(Collected data)
━━━━━━━━━━━━━━━━━━━━━━━━━━━━━━
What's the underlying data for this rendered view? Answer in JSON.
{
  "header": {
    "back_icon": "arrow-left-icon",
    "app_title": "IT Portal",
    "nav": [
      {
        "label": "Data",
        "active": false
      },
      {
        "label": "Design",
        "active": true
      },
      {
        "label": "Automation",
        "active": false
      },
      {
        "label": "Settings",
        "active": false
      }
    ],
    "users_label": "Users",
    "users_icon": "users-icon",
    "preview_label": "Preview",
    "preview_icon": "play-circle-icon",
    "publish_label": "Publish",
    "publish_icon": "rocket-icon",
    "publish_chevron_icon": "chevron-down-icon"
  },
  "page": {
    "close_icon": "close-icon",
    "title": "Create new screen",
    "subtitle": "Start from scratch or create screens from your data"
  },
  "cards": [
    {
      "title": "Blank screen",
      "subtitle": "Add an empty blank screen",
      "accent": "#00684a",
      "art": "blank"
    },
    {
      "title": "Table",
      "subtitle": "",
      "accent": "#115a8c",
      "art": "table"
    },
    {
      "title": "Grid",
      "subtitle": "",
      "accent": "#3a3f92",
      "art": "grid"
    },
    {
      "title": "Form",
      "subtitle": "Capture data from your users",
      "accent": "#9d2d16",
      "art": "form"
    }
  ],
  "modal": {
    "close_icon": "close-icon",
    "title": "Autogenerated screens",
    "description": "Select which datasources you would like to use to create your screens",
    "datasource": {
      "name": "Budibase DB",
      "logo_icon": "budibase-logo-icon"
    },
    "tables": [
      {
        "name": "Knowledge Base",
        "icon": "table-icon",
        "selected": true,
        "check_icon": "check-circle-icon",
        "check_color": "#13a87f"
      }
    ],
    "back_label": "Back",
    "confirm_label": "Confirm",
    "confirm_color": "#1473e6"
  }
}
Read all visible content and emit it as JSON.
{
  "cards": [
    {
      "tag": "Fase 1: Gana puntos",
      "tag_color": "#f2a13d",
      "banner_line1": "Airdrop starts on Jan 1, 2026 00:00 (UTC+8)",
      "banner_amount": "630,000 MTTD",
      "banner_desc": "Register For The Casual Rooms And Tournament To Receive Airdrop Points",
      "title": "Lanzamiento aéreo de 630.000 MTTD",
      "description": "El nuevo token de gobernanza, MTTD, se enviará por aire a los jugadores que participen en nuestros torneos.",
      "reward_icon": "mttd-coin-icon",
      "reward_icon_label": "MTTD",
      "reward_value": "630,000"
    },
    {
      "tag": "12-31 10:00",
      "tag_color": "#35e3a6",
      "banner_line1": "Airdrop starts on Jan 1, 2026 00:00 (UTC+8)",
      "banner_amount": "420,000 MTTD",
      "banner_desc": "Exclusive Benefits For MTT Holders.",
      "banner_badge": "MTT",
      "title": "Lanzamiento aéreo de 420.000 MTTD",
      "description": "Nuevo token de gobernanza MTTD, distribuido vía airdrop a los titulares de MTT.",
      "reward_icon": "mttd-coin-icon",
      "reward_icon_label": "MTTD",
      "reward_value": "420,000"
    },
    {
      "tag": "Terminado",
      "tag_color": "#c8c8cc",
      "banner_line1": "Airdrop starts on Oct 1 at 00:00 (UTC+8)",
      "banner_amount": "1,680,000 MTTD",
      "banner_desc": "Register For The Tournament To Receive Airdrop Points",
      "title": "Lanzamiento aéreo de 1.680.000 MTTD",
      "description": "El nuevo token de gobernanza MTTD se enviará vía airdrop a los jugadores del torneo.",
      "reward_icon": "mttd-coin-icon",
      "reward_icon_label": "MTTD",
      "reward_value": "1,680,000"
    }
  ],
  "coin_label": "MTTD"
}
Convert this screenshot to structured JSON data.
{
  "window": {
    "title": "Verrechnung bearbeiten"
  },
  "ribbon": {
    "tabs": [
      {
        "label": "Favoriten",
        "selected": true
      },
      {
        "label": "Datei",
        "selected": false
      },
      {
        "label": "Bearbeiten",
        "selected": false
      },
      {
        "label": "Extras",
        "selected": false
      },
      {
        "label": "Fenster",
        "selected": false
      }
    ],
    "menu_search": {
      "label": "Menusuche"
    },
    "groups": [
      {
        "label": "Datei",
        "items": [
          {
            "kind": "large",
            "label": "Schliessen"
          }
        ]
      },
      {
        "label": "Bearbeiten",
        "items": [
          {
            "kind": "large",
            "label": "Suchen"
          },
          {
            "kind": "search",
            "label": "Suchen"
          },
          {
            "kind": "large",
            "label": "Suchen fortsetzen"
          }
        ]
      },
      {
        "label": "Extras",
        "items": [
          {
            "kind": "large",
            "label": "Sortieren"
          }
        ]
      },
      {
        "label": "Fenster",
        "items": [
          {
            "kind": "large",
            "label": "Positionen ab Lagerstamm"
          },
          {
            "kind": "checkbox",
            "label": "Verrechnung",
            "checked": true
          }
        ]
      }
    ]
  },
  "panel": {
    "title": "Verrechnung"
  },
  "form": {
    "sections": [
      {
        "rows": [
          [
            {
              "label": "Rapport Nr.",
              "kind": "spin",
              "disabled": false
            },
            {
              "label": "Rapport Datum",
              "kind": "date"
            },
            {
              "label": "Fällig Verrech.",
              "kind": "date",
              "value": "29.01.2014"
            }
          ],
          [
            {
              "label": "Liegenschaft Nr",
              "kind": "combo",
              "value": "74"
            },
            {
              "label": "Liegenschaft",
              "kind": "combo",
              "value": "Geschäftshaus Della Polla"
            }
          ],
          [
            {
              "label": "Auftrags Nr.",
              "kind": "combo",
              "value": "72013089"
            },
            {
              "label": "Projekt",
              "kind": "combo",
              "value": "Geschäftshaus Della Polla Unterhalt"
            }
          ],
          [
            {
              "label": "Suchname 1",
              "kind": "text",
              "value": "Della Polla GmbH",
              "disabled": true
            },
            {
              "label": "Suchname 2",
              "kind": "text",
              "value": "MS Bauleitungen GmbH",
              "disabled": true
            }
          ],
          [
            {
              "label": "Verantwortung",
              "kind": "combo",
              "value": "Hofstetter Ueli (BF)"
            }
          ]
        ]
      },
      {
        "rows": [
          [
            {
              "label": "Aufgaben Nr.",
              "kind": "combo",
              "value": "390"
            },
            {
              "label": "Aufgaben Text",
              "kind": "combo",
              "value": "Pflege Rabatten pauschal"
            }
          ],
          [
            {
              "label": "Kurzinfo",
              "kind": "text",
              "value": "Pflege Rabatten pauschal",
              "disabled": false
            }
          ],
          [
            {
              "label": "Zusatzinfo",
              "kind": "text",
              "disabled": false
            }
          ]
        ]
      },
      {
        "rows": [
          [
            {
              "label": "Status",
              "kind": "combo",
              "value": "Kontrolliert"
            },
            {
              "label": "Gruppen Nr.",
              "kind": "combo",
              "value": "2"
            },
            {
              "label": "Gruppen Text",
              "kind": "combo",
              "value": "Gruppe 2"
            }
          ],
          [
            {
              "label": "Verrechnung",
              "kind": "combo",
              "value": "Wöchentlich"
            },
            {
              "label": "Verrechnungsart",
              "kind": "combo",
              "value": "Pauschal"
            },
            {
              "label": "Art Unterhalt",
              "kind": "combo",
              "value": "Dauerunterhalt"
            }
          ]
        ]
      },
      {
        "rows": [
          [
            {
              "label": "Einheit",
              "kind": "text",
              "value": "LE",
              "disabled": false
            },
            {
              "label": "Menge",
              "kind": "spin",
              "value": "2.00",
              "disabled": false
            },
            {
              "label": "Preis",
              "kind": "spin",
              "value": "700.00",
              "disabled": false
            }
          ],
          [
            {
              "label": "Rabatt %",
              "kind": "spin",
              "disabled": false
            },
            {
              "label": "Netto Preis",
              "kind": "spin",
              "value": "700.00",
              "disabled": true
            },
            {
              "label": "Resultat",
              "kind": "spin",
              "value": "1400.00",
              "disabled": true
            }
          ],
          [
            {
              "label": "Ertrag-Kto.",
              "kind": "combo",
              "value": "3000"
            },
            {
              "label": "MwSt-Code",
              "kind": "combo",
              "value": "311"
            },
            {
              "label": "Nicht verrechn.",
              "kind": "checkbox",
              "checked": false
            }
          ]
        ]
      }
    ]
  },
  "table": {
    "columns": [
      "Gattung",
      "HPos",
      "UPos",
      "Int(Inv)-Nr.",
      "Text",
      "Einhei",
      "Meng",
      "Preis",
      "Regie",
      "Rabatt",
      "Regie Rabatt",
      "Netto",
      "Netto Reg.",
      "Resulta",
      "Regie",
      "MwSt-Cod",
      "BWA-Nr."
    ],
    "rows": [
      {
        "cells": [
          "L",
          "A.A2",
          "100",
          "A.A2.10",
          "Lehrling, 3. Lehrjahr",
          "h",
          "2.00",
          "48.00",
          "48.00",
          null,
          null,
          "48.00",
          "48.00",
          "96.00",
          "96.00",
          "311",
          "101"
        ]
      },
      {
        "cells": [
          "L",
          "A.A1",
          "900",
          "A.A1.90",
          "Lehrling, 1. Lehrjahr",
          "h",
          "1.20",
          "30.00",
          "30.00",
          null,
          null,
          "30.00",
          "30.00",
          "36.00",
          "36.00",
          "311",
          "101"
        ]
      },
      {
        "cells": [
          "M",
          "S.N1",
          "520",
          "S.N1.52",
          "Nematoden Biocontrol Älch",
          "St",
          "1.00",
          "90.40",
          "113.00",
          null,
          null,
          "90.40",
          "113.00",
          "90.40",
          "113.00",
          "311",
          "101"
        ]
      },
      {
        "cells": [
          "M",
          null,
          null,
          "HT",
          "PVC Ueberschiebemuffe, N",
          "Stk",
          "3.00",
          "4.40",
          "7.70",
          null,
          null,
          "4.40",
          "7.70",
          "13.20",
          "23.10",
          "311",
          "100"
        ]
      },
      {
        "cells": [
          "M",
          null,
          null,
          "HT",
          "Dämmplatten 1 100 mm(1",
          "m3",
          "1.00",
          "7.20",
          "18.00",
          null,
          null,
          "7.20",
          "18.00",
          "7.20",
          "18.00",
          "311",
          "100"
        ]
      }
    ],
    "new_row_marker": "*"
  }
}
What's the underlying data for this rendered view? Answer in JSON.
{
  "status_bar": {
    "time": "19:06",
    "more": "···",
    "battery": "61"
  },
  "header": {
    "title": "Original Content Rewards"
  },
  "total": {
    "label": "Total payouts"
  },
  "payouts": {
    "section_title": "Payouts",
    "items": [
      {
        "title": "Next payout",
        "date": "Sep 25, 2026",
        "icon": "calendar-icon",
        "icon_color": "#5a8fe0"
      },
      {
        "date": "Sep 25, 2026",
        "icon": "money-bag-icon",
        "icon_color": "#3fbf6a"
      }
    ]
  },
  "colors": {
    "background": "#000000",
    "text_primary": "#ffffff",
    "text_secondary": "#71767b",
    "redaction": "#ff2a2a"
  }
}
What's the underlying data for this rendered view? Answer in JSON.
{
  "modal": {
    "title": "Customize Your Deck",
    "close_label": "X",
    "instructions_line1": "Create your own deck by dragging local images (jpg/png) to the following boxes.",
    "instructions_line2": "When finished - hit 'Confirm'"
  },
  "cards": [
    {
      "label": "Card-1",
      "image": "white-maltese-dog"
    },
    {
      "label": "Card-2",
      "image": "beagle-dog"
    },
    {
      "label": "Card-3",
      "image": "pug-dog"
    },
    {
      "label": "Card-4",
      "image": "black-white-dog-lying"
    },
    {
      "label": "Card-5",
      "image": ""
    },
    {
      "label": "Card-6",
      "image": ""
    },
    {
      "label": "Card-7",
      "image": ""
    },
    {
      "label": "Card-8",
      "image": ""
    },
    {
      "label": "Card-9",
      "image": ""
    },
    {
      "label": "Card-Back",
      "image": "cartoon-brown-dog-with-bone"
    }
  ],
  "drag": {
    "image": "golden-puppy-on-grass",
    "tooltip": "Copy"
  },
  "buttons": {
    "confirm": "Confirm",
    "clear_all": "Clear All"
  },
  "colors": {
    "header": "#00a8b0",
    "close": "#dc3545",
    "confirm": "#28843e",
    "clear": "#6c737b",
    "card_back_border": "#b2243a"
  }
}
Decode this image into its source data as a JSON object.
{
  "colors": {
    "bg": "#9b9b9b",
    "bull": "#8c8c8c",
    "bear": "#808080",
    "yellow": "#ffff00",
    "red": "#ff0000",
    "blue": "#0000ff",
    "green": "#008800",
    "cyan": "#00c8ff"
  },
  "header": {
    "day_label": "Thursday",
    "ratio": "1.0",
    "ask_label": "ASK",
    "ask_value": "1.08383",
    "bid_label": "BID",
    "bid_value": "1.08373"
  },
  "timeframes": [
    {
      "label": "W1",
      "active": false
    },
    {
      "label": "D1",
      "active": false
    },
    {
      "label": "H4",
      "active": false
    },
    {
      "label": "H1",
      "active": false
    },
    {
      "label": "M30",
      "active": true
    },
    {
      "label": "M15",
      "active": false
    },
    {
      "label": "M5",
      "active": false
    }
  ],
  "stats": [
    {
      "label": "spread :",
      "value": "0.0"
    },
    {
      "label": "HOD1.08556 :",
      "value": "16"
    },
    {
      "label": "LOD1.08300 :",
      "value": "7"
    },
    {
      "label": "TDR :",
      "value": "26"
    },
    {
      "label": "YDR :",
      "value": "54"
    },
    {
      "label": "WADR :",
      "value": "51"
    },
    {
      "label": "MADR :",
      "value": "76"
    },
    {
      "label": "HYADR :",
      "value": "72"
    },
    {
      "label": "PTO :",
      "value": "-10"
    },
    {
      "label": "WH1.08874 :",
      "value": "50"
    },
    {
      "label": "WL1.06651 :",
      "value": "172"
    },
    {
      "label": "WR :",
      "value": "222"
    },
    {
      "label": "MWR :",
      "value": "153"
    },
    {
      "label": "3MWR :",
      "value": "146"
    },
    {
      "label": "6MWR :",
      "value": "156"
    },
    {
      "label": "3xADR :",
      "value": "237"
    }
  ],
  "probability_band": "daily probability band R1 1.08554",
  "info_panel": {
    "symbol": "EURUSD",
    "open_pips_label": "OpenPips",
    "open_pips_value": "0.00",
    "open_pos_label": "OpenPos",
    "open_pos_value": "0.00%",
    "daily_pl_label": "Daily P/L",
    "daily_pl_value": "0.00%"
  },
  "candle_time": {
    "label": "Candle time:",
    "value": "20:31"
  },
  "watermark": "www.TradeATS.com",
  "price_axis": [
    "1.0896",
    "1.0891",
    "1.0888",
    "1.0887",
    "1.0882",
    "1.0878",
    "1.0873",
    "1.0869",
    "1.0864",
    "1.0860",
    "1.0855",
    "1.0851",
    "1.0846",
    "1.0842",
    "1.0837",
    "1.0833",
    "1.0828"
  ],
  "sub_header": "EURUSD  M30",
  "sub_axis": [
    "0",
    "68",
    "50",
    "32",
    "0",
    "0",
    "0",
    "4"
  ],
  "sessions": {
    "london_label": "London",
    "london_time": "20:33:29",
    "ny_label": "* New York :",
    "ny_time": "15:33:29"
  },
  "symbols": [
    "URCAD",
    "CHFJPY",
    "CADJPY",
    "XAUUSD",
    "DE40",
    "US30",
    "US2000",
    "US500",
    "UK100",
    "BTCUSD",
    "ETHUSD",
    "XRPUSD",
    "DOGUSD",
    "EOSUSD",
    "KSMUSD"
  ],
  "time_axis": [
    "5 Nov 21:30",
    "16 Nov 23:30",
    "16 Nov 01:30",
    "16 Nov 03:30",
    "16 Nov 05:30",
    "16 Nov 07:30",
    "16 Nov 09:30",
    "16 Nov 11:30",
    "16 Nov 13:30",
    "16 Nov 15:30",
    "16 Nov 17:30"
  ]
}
━━━━━━━━━━━━━━━━━━━━━━━━━━━━━━
* [REQUIRED WORK]: Copy every line in the records above that contains the word "Lehrjahr".

* [OUTPUT BELOW]:
          "Lehrling, 3. Lehrjahr",
          "Lehrling, 1. Lehrjahr",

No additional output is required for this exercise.